▶ **Written instruction**
Restate all of the entries exactly, dropping any pictures they hold.

▶ **Data excerpts**
* BEGIN *

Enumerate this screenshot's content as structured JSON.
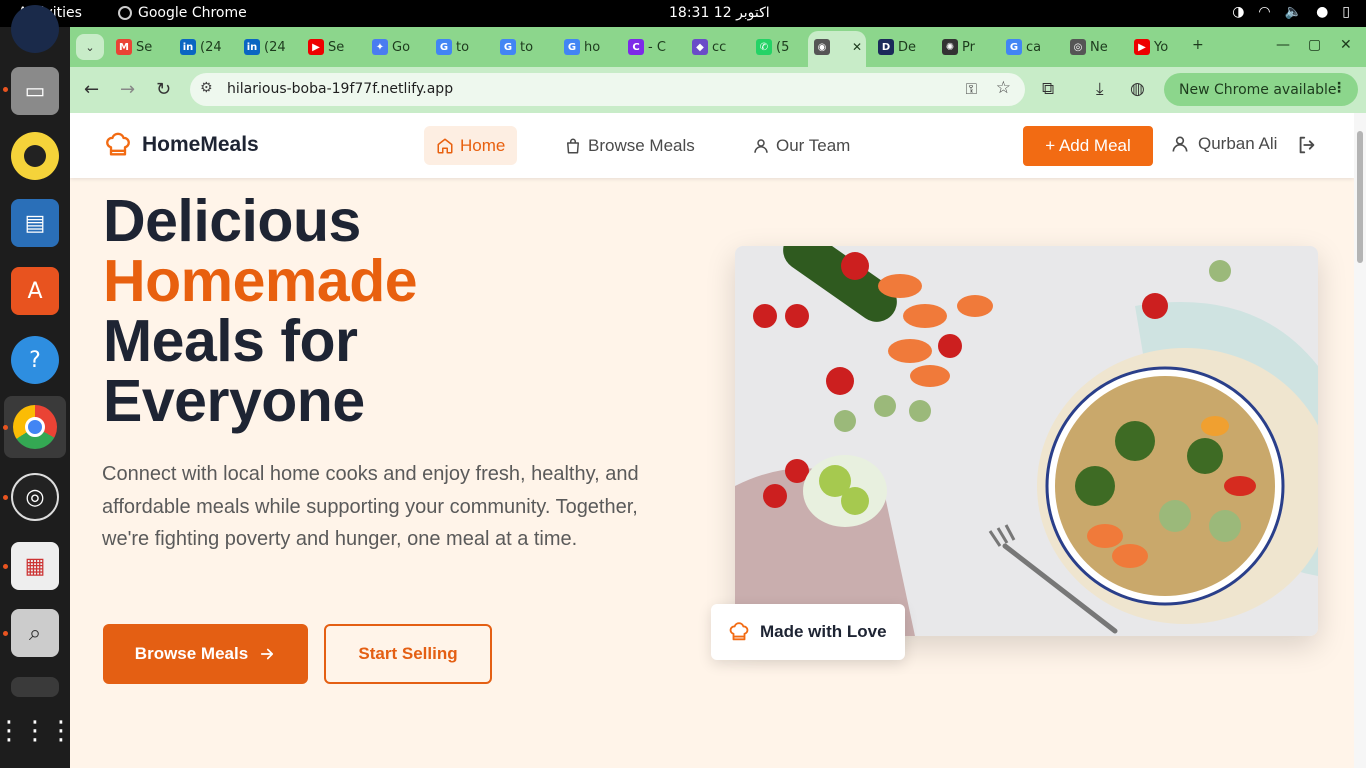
{
  "system": {
    "activities": "Activities",
    "app_name": "Google Chrome",
    "clock": "18:31  12 اکتوبر"
  },
  "browser": {
    "tabs": [
      {
        "label": "Se",
        "icon": "gmail-icon"
      },
      {
        "label": "(24",
        "icon": "linkedin-icon"
      },
      {
        "label": "(24",
        "icon": "linkedin-icon"
      },
      {
        "label": "Se",
        "icon": "youtube-icon"
      },
      {
        "label": "Go",
        "icon": "gemini-icon"
      },
      {
        "label": "to",
        "icon": "google-icon"
      },
      {
        "label": "to",
        "icon": "google-icon"
      },
      {
        "label": "ho",
        "icon": "google-icon"
      },
      {
        "label": "- C",
        "icon": "canva-icon"
      },
      {
        "label": "cc",
        "icon": "app-icon"
      },
      {
        "label": "(5",
        "icon": "whatsapp-icon"
      },
      {
        "label": "",
        "icon": "globe-icon"
      },
      {
        "label": "De",
        "icon": "d-icon"
      },
      {
        "label": "Pr",
        "icon": "openai-icon"
      },
      {
        "label": "ca",
        "icon": "google-icon"
      },
      {
        "label": "Ne",
        "icon": "chrome-icon"
      },
      {
        "label": "Yo",
        "icon": "youtube-icon"
      }
    ],
    "url": "hilarious-boba-19f77f.netlify.app",
    "update_button": "New Chrome available"
  },
  "site": {
    "brand": "HomeMeals",
    "nav": {
      "home": "Home",
      "browse": "Browse Meals",
      "team": "Our Team"
    },
    "add_meal": "+ Add Meal",
    "user_name": "Qurban Ali",
    "hero": {
      "title_line1": "Delicious",
      "title_line2": "Homemade",
      "title_line3": "Meals for",
      "title_line4": "Everyone",
      "description": "Connect with local home cooks and enjoy fresh, healthy, and affordable meals while supporting your community. Together, we're fighting poverty and hunger, one meal at a time.",
      "browse_button": "Browse Meals",
      "sell_button": "Start Selling",
      "badge": "Made with Love"
    },
    "colors": {
      "accent": "#e8600f",
      "heading": "#1e2433",
      "background": "#fff4e9"
    }
  }
}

* END *

▶ **In response**
Enumerate this screenshot's content as structured JSON.
{
  "system": {
    "activities": "Activities",
    "app_name": "Google Chrome",
    "clock": "18:31  12 اکتوبر"
  },
  "browser": {
    "tabs": [
      {
        "label": "Se",
        "icon": "gmail-icon"
      },
      {
        "label": "(24",
        "icon": "linkedin-icon"
      },
      {
        "label": "(24",
        "icon": "linkedin-icon"
      },
      {
        "label": "Se",
        "icon": "youtube-icon"
      },
      {
        "label": "Go",
        "icon": "gemini-icon"
      },
      {
        "label": "to",
        "icon": "google-icon"
      },
      {
        "label": "to",
        "icon": "google-icon"
      },
      {
        "label": "ho",
        "icon": "google-icon"
      },
      {
        "label": "- C",
        "icon": "canva-icon"
      },
      {
        "label": "cc",
        "icon": "app-icon"
      },
      {
        "label": "(5",
        "icon": "whatsapp-icon"
      },
      {
        "label": "",
        "icon": "globe-icon"
      },
      {
        "label": "De",
        "icon": "d-icon"
      },
      {
        "label": "Pr",
        "icon": "openai-icon"
      },
      {
        "label": "ca",
        "icon": "google-icon"
      },
      {
        "label": "Ne",
        "icon": "chrome-icon"
      },
      {
        "label": "Yo",
        "icon": "youtube-icon"
      }
    ],
    "url": "hilarious-boba-19f77f.netlify.app",
    "update_button": "New Chrome available"
  },
  "site": {
    "brand": "HomeMeals",
    "nav": {
      "home": "Home",
      "browse": "Browse Meals",
      "team": "Our Team"
    },
    "add_meal": "+ Add Meal",
    "user_name": "Qurban Ali",
    "hero": {
      "title_line1": "Delicious",
      "title_line2": "Homemade",
      "title_line3": "Meals for",
      "title_line4": "Everyone",
      "description": "Connect with local home cooks and enjoy fresh, healthy, and affordable meals while supporting your community. Together, we're fighting poverty and hunger, one meal at a time.",
      "browse_button": "Browse Meals",
      "sell_button": "Start Selling",
      "badge": "Made with Love"
    },
    "colors": {
      "accent": "#e8600f",
      "heading": "#1e2433",
      "background": "#fff4e9"
    }
  }
}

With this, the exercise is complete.